§ Data section:
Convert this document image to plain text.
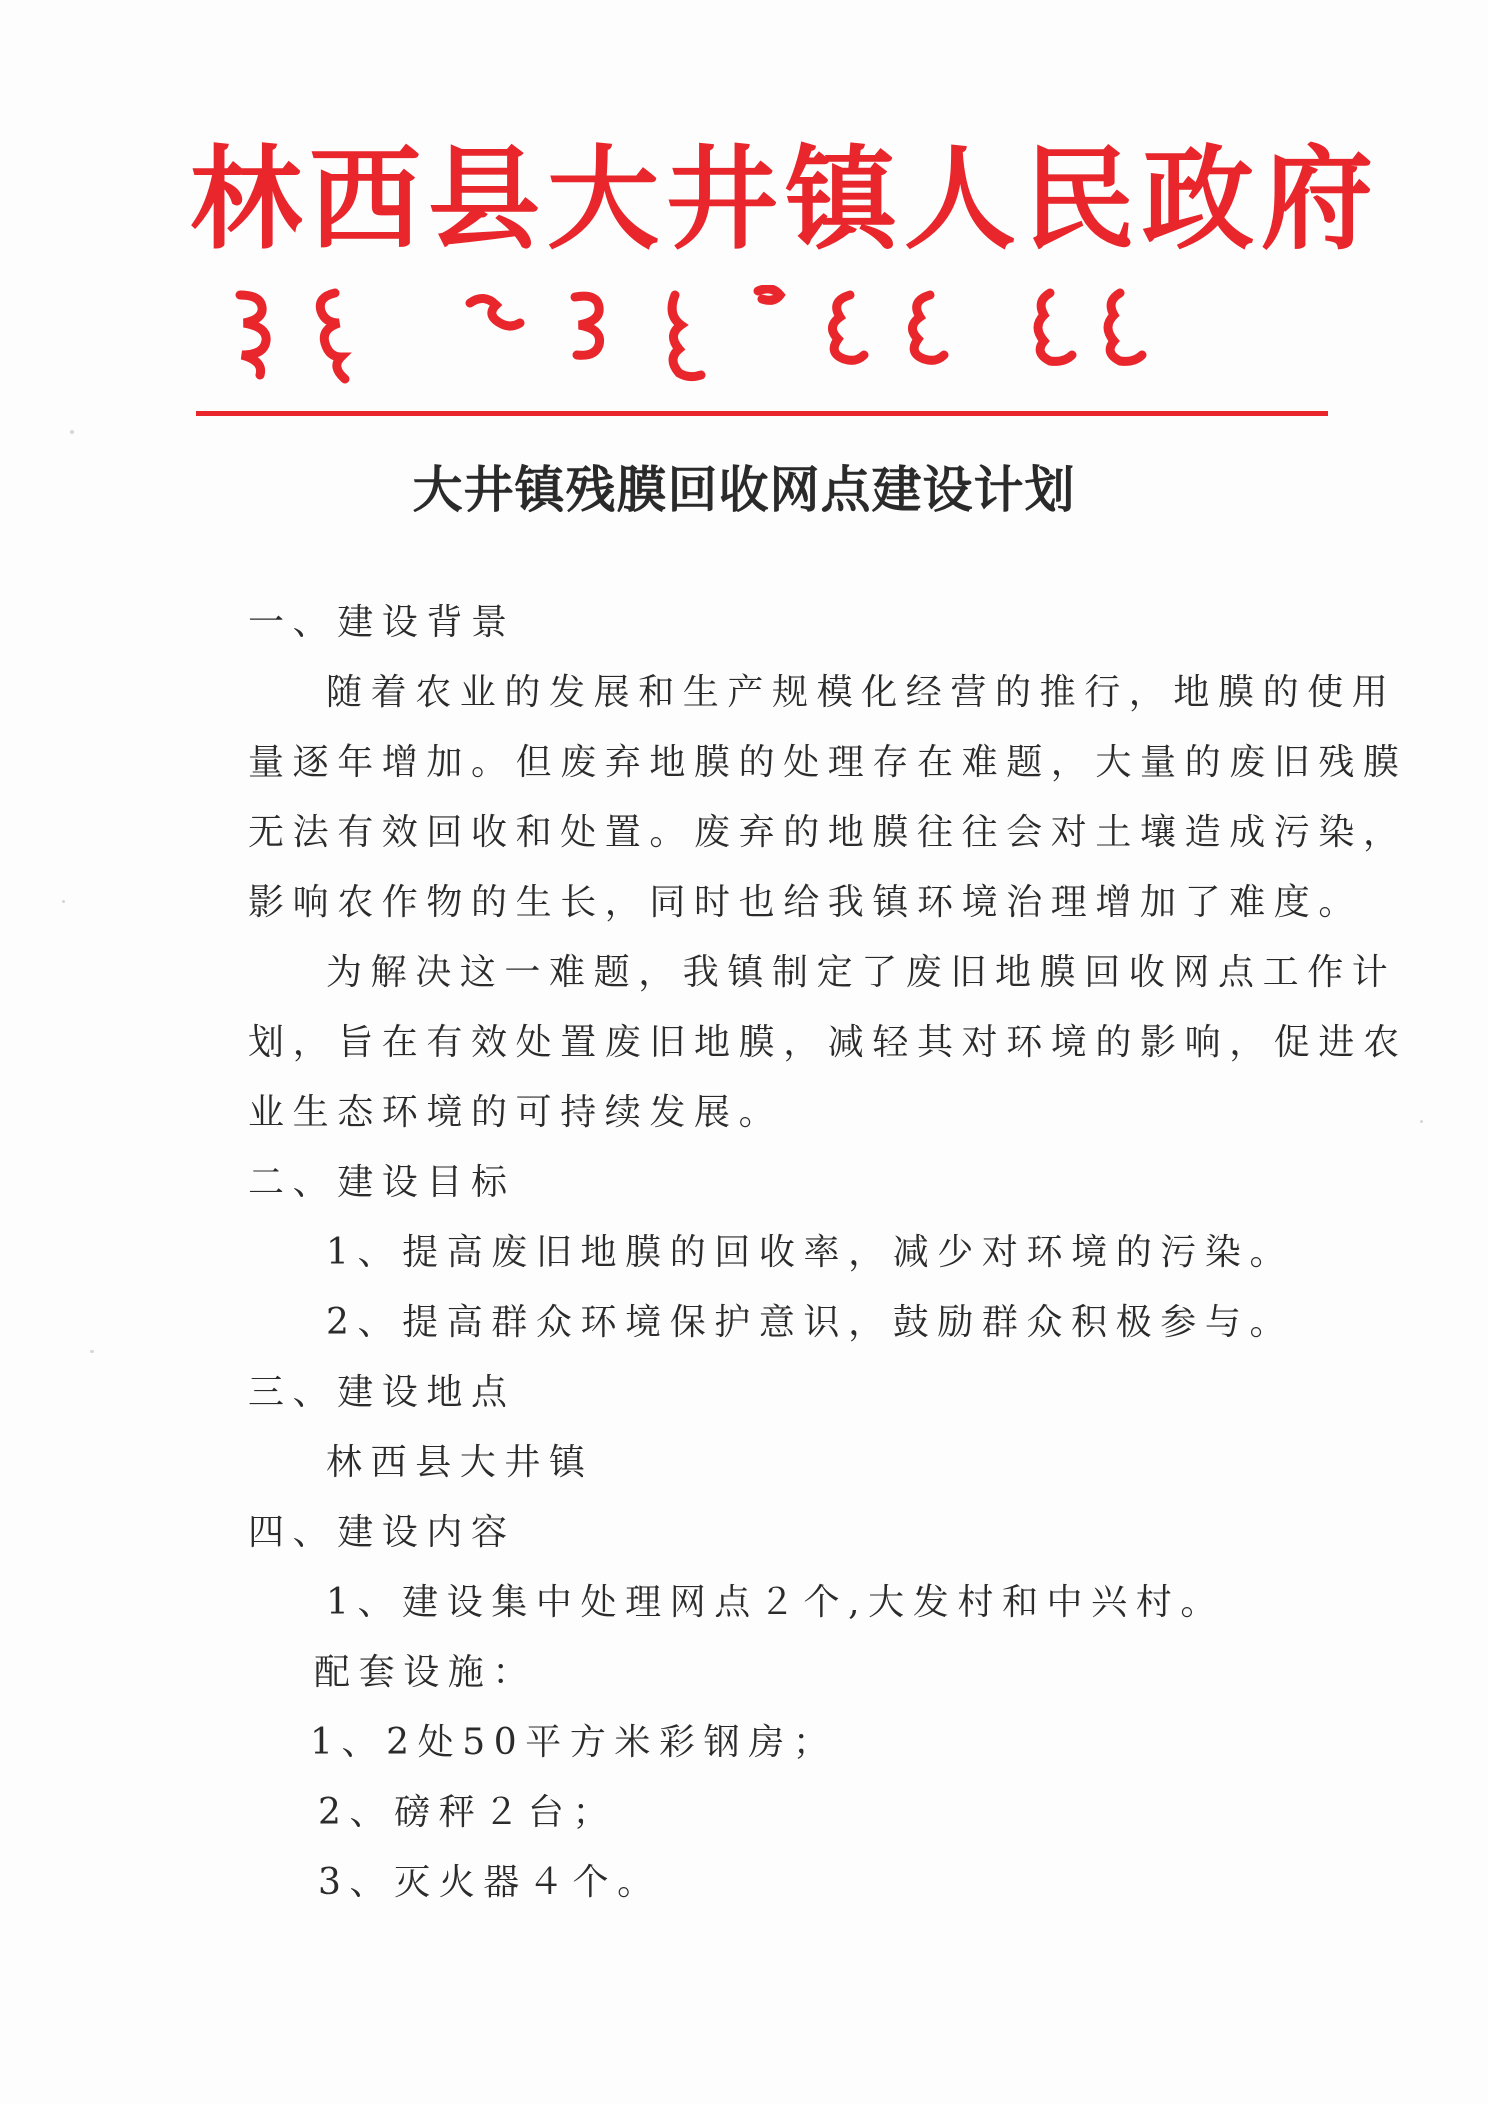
林西县大井镇人民政府
大井镇残膜回收网点建设计划
一、建设背景
随着农业的发展和生产规模化经营的推行，地膜的使用
量逐年增加。但废弃地膜的处理存在难题，大量的废旧残膜
无法有效回收和处置。废弃的地膜往往会对土壤造成污染，
影响农作物的生长，同时也给我镇环境治理增加了难度。
为解决这一难题，我镇制定了废旧地膜回收网点工作计
划，旨在有效处置废旧地膜，减轻其对环境的影响，促进农
业生态环境的可持续发展。
二、建设目标
1、提高废旧地膜的回收率，减少对环境的污染。
2、提高群众环境保护意识，鼓励群众积极参与。
三、建设地点
林西县大井镇
四、建设内容
1、建设集中处理网点２个,大发村和中兴村。
配套设施：
1、2处50平方米彩钢房；
2、磅秤２台；
3、灭火器４个。
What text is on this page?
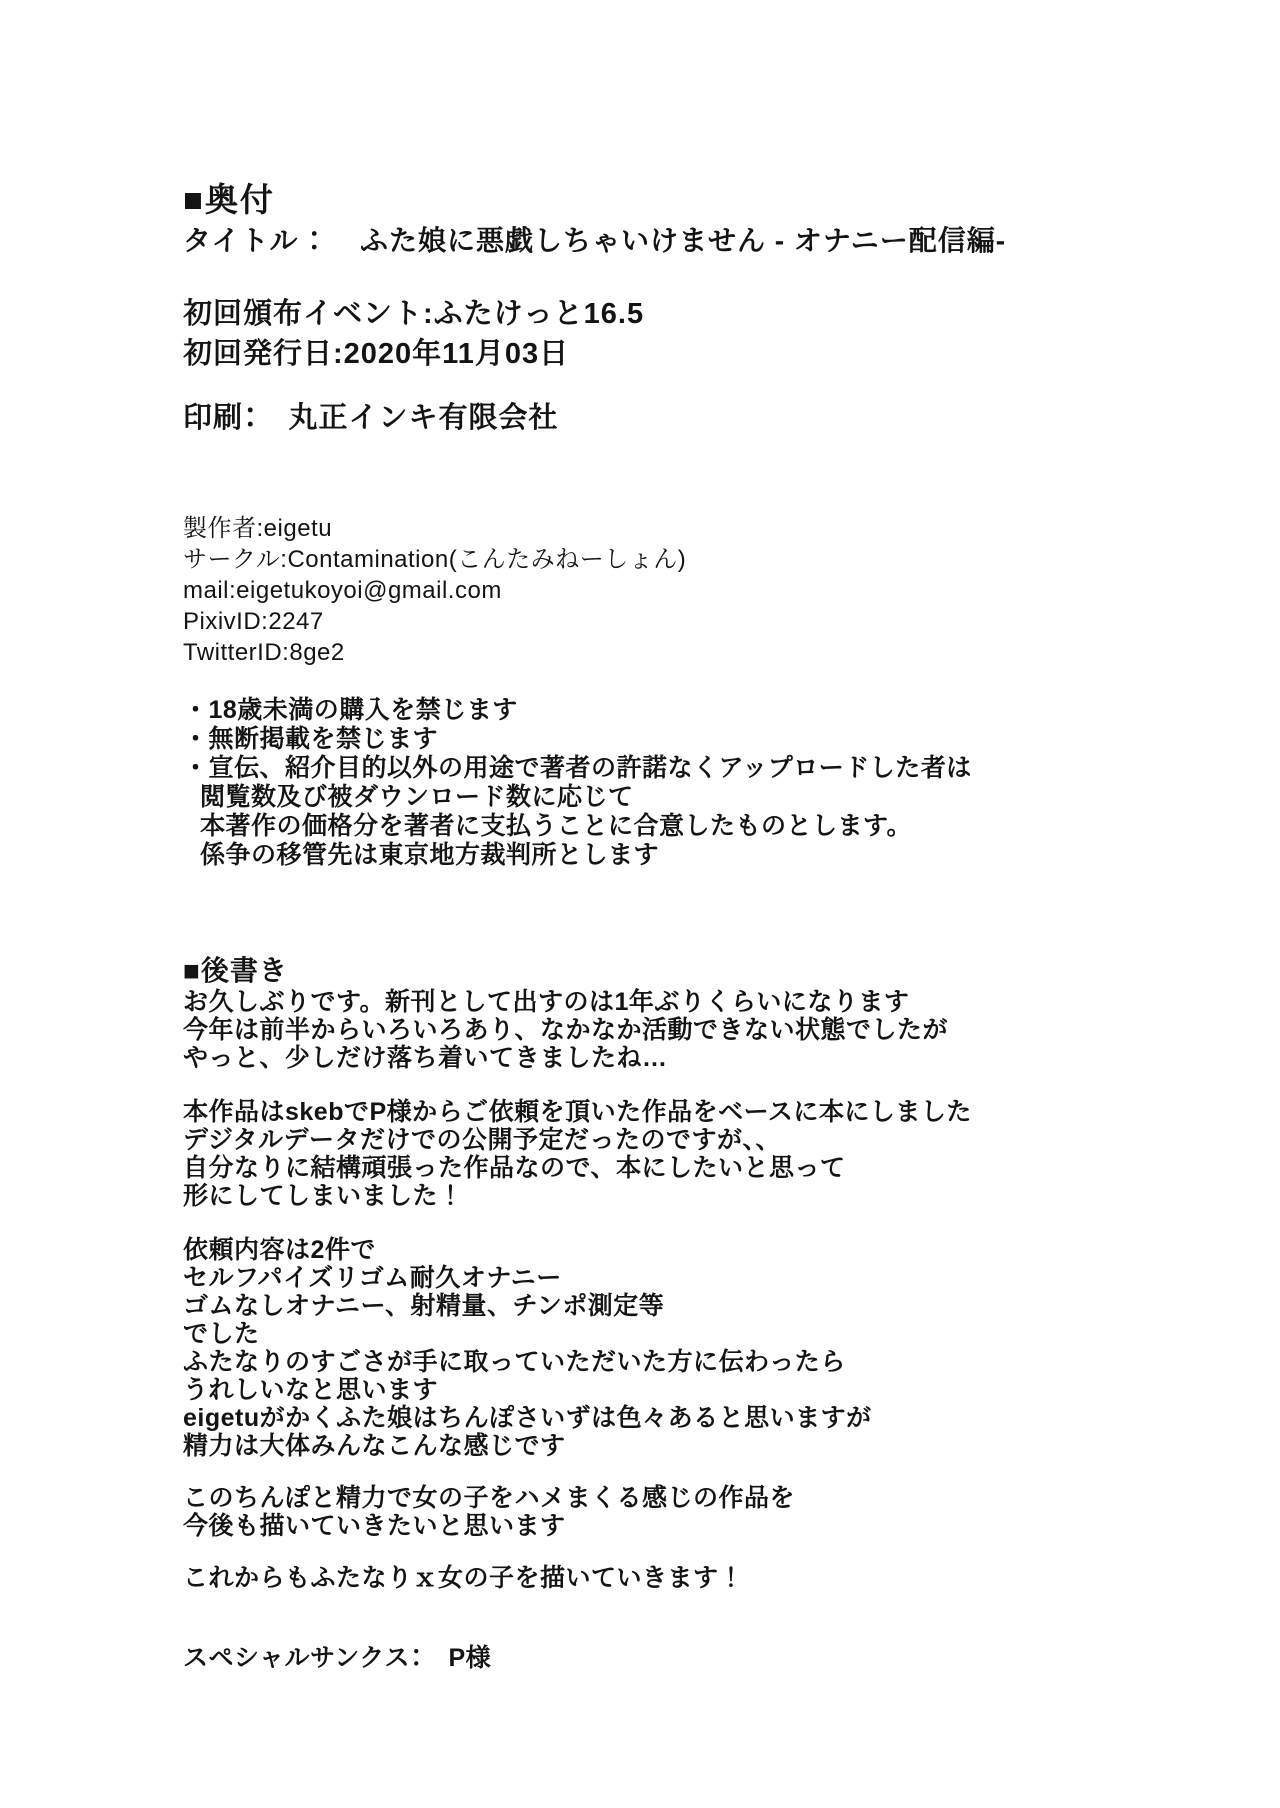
■奥付
タイトル ：　 ふた娘に悪戯しちゃいけません - オナニー配信編-
初回頒布イベント:ふたけっと16.5
初回発行日:2020年11月03日
印刷：　丸正インキ有限会社
製作者:eigetu
サークル:Contamination(こんたみねーしょん)
mail:eigetukoyoi@gmail.com
PixivID:2247
TwitterID:8ge2
・18歳未満の購入を禁じます
・無断掲載を禁じます
・宣伝、紹介目的以外の用途で著者の許諾なくアップロードした者は
閲覧数及び被ダウンロード数に応じて
本著作の価格分を著者に支払うことに合意したものとします。
係争の移管先は東京地方裁判所とします
■後書き
お久しぶりです。新刊として出すのは1年ぶりくらいになります
今年は前半からいろいろあり、なかなか活動できない状態でしたが
やっと、少しだけ落ち着いてきましたね…
本作品はskebでP様からご依頼を頂いた作品をベースに本にしました
デジタルデータだけでの公開予定だったのですが、、
自分なりに結構頑張った作品なので、本にしたいと思って
形にしてしまいました！
依頼内容は2件で
セルフパイズリゴム耐久オナニー
ゴムなしオナニー、射精量、チンポ測定等
でした
ふたなりのすごさが手に取っていただいた方に伝わったら
うれしいなと思います
eigetuがかくふた娘はちんぽさいずは色々あると思いますが
精力は大体みんなこんな感じです
このちんぽと精力で女の子をハメまくる感じの作品を
今後も描いていきたいと思います
これからもふたなりｘ女の子を描いていきます！
スペシャルサンクス：　P様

§ Work instructions:
Check each line above for the string "this", then copy the ones that have it.

§ Written response:
Convert this document image to plain text.
What text is on this page?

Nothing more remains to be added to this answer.